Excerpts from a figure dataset
-- Start --

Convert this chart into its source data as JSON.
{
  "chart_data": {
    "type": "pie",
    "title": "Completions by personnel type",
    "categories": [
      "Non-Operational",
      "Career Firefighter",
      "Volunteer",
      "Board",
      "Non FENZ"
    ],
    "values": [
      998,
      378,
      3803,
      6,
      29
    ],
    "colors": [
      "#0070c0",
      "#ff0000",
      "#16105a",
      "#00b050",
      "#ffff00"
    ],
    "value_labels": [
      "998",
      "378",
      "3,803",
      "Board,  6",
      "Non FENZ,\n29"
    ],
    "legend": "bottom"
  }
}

-- End --

_TASK PROMPT_
Go through the entries and repeat each one exactly.

_PROBLEM SOLUTION_
Convert this chart into its source data as JSON.
{
  "chart_data": {
    "type": "pie",
    "title": "Completions by personnel type",
    "categories": [
      "Non-Operational",
      "Career Firefighter",
      "Volunteer",
      "Board",
      "Non FENZ"
    ],
    "values": [
      998,
      378,
      3803,
      6,
      29
    ],
    "colors": [
      "#0070c0",
      "#ff0000",
      "#16105a",
      "#00b050",
      "#ffff00"
    ],
    "value_labels": [
      "998",
      "378",
      "3,803",
      "Board,  6",
      "Non FENZ,\n29"
    ],
    "legend": "bottom"
  }
}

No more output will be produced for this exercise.